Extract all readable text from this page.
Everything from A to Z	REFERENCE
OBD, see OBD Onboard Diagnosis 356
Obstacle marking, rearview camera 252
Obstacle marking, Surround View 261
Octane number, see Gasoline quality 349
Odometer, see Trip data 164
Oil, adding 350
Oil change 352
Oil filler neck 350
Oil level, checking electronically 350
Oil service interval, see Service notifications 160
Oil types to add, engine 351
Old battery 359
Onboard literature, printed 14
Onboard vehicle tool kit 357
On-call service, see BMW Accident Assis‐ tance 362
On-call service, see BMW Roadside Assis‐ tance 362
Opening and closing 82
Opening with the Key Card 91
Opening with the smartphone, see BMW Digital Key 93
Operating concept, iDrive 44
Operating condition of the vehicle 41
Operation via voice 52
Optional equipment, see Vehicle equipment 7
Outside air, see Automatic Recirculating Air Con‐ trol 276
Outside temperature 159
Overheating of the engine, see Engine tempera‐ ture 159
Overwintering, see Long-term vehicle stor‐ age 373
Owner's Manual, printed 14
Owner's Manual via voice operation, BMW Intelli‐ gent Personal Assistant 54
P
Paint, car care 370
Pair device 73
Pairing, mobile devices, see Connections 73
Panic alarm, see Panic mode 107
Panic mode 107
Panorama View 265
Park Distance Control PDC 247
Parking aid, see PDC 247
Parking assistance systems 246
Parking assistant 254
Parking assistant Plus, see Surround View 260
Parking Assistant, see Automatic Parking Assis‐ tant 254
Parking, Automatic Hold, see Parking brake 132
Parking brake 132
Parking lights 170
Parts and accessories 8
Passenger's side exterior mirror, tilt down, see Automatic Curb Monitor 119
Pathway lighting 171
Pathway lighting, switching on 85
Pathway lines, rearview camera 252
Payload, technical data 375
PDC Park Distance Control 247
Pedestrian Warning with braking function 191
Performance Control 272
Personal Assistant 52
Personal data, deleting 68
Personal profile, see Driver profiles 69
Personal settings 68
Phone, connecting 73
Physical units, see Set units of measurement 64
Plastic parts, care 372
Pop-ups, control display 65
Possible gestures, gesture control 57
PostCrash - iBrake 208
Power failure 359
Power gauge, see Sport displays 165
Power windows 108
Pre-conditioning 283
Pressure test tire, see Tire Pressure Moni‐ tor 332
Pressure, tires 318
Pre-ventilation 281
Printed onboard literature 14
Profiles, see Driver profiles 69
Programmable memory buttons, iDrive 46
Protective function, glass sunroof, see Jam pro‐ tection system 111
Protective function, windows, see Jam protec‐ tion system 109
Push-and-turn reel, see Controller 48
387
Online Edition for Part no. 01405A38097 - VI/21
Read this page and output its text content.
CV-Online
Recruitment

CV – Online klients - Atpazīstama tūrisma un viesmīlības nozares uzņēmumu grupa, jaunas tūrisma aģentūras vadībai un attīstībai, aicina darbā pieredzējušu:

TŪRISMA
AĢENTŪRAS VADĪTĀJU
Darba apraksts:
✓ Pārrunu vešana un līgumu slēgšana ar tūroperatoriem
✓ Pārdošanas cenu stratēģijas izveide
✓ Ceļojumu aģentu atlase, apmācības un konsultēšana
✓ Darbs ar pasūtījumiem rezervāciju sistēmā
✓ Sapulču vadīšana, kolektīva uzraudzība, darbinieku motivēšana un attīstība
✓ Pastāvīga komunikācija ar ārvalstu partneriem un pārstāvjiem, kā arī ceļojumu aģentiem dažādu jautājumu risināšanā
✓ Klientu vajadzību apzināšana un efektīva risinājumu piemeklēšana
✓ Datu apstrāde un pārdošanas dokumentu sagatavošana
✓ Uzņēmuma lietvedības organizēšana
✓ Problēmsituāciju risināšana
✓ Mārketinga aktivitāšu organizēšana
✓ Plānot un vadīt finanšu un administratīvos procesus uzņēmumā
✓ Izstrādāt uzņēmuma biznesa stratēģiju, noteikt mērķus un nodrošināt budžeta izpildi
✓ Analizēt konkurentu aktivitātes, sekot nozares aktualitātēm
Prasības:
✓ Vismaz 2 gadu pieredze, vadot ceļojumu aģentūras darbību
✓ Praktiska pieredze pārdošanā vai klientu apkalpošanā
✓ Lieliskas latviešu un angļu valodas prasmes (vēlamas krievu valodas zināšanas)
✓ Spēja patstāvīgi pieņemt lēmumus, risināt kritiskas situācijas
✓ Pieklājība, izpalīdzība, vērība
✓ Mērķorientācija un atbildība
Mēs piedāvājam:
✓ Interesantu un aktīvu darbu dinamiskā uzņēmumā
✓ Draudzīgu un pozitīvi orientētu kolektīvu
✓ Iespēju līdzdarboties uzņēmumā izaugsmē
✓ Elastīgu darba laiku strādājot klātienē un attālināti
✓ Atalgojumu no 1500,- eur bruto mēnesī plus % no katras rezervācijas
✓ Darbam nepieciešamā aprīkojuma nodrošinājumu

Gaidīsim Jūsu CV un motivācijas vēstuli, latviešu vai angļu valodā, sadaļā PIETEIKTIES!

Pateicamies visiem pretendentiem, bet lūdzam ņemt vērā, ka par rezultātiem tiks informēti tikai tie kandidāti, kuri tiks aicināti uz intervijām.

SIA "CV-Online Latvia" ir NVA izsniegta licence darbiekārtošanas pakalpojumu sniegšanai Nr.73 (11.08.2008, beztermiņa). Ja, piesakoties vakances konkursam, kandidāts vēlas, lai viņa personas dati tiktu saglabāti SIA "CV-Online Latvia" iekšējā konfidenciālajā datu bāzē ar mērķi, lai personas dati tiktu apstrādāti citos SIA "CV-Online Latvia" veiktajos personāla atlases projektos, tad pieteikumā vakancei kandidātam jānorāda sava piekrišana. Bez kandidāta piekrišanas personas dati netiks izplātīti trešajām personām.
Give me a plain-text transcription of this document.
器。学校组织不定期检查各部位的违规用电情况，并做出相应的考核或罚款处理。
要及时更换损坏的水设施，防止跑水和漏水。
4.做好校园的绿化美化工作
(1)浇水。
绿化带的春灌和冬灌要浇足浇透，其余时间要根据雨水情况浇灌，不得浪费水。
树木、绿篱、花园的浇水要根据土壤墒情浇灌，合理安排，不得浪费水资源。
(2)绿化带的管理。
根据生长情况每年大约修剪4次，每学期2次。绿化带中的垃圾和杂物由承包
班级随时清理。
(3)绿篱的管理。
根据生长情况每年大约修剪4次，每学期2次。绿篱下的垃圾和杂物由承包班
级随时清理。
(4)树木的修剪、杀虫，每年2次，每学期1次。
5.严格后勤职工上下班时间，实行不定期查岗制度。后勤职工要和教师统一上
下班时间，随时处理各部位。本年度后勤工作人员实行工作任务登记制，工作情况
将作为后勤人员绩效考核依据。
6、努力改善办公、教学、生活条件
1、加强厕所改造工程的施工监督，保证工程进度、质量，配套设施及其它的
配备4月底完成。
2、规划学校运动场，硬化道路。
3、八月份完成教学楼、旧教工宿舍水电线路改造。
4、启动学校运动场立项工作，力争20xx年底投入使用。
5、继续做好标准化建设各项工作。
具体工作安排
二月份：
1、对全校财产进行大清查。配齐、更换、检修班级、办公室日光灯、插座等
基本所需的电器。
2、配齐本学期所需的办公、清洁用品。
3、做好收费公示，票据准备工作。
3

Task details: Only lines with "Driver" are wanted here; list each of them.

Response:
Personal profile, see Driver profiles 69
Profiles, see Driver profiles 69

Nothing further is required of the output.